[Records]
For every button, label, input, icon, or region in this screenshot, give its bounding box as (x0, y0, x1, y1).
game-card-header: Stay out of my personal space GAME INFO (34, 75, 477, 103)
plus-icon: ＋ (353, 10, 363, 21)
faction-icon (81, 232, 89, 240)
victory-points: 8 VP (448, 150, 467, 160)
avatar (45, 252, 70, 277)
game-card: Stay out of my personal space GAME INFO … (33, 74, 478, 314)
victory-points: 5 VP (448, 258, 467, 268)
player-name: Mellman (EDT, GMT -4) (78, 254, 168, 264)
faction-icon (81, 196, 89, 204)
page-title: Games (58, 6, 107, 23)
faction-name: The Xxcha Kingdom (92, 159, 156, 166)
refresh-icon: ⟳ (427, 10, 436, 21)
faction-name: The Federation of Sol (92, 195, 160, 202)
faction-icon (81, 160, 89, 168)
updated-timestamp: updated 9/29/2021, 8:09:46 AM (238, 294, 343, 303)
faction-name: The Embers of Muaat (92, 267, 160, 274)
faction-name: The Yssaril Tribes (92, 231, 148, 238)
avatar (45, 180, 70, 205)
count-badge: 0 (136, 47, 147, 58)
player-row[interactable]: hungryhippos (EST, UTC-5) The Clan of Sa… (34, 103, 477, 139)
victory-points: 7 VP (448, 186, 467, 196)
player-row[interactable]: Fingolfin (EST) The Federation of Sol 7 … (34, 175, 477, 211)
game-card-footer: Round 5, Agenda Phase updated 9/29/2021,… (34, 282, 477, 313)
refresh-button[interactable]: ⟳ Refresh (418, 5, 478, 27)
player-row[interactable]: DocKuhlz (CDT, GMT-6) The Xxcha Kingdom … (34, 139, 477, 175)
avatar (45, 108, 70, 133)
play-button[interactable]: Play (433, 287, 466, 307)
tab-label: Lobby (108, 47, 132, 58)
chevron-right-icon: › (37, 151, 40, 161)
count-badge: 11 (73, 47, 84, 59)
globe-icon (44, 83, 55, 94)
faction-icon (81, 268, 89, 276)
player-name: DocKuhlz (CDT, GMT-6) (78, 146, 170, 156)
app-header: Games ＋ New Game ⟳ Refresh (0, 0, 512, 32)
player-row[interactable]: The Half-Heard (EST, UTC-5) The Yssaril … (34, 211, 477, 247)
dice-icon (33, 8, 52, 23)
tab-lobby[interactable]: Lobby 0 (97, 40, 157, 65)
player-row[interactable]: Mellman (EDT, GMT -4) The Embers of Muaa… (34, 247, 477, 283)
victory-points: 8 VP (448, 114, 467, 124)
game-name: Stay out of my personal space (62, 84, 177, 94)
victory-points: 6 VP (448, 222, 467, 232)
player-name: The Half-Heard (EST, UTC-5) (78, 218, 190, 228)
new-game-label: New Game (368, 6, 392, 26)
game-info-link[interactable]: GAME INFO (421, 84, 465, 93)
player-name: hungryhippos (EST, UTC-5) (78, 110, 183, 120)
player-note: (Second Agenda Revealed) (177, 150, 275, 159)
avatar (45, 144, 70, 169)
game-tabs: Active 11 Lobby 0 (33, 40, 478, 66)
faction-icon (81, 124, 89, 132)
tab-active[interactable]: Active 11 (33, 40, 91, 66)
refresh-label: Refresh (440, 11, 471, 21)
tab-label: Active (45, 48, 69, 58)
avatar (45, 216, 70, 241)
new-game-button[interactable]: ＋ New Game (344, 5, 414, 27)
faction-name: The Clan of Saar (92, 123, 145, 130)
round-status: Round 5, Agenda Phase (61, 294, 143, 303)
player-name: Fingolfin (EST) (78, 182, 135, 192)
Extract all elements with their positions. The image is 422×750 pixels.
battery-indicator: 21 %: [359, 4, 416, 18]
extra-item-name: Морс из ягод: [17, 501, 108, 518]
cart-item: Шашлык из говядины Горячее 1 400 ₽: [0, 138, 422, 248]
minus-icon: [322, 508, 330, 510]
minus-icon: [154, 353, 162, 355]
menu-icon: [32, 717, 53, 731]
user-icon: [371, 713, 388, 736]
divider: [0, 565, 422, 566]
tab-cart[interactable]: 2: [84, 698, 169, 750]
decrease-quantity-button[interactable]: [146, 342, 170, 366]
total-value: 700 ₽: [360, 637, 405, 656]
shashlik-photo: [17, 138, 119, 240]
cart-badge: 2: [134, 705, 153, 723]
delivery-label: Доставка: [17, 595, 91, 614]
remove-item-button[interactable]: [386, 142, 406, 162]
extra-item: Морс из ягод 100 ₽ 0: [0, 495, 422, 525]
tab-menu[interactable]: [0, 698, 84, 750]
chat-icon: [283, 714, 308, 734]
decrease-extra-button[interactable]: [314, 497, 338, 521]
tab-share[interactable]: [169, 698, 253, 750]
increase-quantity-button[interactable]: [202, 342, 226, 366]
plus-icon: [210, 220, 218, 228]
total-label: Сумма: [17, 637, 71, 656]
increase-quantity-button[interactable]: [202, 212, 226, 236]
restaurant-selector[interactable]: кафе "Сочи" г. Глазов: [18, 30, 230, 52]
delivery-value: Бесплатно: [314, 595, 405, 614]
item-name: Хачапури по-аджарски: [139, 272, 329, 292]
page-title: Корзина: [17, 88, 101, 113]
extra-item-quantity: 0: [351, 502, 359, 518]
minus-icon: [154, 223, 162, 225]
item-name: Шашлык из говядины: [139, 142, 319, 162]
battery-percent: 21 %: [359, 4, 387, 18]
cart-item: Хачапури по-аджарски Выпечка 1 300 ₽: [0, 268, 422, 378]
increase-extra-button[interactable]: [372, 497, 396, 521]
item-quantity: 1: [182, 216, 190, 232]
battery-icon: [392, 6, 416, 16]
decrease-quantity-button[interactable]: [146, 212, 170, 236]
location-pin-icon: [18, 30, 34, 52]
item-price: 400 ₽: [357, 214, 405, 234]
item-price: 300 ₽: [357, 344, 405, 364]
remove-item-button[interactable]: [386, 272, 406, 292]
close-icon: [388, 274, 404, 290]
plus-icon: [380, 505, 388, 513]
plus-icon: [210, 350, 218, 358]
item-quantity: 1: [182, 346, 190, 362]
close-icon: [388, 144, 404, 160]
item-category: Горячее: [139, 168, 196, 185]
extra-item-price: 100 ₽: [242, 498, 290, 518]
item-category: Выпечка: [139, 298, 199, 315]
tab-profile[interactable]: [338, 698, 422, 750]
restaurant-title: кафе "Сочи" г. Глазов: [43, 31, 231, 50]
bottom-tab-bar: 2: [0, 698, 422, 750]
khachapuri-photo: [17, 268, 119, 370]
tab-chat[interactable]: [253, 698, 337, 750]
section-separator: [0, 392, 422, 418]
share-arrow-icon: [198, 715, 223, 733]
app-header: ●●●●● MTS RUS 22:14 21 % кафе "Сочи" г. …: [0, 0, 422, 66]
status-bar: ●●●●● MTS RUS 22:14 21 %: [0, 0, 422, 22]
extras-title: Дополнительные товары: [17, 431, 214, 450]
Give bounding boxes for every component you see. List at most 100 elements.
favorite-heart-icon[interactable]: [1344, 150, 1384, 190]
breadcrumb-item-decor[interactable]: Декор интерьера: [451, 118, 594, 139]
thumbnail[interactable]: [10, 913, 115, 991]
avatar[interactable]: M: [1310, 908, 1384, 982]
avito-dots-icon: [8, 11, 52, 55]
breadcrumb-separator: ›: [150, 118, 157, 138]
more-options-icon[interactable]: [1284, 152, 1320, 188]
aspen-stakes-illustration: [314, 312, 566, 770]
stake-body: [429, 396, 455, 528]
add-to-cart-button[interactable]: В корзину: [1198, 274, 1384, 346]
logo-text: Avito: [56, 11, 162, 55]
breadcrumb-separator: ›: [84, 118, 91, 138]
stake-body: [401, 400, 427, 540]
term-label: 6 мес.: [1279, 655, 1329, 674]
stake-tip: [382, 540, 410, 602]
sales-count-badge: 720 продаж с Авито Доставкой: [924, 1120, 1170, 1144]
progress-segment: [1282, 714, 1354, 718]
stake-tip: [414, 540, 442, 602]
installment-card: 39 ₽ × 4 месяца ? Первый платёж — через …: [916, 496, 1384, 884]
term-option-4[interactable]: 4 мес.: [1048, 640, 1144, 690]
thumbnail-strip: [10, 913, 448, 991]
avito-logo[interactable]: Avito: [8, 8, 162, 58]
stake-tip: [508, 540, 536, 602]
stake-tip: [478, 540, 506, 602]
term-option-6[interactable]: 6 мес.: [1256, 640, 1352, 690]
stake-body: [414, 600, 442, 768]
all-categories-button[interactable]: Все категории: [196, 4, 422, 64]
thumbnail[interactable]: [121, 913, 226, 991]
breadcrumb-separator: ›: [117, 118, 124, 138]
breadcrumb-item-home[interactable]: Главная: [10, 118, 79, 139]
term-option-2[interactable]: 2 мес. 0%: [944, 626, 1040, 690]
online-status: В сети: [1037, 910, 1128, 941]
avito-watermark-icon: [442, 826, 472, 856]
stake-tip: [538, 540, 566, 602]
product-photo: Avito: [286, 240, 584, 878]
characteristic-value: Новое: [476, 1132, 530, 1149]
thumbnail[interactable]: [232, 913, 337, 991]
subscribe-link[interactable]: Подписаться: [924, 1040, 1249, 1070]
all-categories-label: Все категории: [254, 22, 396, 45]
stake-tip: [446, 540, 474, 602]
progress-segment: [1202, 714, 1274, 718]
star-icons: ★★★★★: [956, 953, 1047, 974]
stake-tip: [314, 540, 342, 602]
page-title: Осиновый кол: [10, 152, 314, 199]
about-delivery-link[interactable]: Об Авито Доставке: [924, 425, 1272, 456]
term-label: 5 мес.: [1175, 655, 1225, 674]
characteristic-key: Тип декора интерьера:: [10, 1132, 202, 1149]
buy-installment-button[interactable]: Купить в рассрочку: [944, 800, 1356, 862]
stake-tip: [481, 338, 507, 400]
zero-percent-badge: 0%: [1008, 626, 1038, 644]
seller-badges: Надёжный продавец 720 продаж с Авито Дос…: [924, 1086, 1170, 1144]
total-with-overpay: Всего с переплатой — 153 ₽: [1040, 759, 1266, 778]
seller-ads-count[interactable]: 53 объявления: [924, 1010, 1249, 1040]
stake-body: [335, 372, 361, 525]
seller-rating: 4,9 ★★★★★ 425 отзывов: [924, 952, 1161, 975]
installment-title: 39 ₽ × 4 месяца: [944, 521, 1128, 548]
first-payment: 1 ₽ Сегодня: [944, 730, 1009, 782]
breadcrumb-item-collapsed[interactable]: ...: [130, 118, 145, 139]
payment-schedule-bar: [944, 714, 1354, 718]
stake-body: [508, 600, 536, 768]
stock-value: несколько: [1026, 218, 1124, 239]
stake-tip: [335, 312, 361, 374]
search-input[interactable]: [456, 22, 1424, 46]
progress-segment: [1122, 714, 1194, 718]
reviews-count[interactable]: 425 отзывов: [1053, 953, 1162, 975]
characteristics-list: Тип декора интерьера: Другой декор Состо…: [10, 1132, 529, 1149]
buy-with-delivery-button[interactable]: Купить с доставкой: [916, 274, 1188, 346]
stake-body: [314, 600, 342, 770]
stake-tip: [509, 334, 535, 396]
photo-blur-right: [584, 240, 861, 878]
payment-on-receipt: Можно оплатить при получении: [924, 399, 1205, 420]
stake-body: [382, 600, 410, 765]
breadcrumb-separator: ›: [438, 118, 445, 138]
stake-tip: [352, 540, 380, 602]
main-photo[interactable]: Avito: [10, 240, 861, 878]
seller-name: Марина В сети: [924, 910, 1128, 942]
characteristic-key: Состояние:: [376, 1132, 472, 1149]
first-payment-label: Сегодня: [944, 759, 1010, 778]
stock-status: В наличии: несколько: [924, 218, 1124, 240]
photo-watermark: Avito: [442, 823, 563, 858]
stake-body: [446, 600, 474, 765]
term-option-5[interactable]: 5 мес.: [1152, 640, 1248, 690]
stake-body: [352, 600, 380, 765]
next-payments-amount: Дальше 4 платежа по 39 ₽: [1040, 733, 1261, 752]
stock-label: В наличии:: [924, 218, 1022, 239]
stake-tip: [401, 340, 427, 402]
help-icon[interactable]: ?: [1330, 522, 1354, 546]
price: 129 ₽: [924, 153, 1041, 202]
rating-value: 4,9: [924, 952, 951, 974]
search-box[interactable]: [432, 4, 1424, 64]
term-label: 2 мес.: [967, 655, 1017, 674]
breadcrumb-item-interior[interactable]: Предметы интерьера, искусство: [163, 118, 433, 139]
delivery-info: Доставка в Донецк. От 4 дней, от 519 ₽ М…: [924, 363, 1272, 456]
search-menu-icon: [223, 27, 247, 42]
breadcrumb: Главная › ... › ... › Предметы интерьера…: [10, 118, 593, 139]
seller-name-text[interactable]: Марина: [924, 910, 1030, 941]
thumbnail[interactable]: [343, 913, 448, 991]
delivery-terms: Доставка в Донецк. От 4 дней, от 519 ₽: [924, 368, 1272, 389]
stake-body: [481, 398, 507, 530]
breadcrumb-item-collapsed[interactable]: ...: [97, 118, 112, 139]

▸ **TASK DESCRIPTION**: Retype the entries word for word, from the start of the records through the line that contains "victory-points: 7 VP (448, 186, 467, 196)", including that line.

▸ **CORRECT RESULT**:
For every button, label, input, icon, or region in this screenshot, give its bounding box as (x0, y0, x1, y1).
game-card-header: Stay out of my personal space GAME INFO (34, 75, 477, 103)
plus-icon: ＋ (353, 10, 363, 21)
faction-icon (81, 232, 89, 240)
victory-points: 8 VP (448, 150, 467, 160)
avatar (45, 252, 70, 277)
game-card: Stay out of my personal space GAME INFO … (33, 74, 478, 314)
victory-points: 5 VP (448, 258, 467, 268)
player-name: Mellman (EDT, GMT -4) (78, 254, 168, 264)
faction-icon (81, 196, 89, 204)
page-title: Games (58, 6, 107, 23)
faction-name: The Xxcha Kingdom (92, 159, 156, 166)
refresh-icon: ⟳ (427, 10, 436, 21)
faction-name: The Federation of Sol (92, 195, 160, 202)
faction-icon (81, 160, 89, 168)
updated-timestamp: updated 9/29/2021, 8:09:46 AM (238, 294, 343, 303)
faction-name: The Embers of Muaat (92, 267, 160, 274)
faction-name: The Yssaril Tribes (92, 231, 148, 238)
avatar (45, 180, 70, 205)
count-badge: 0 (136, 47, 147, 58)
player-row[interactable]: hungryhippos (EST, UTC-5) The Clan of Sa… (34, 103, 477, 139)
victory-points: 7 VP (448, 186, 467, 196)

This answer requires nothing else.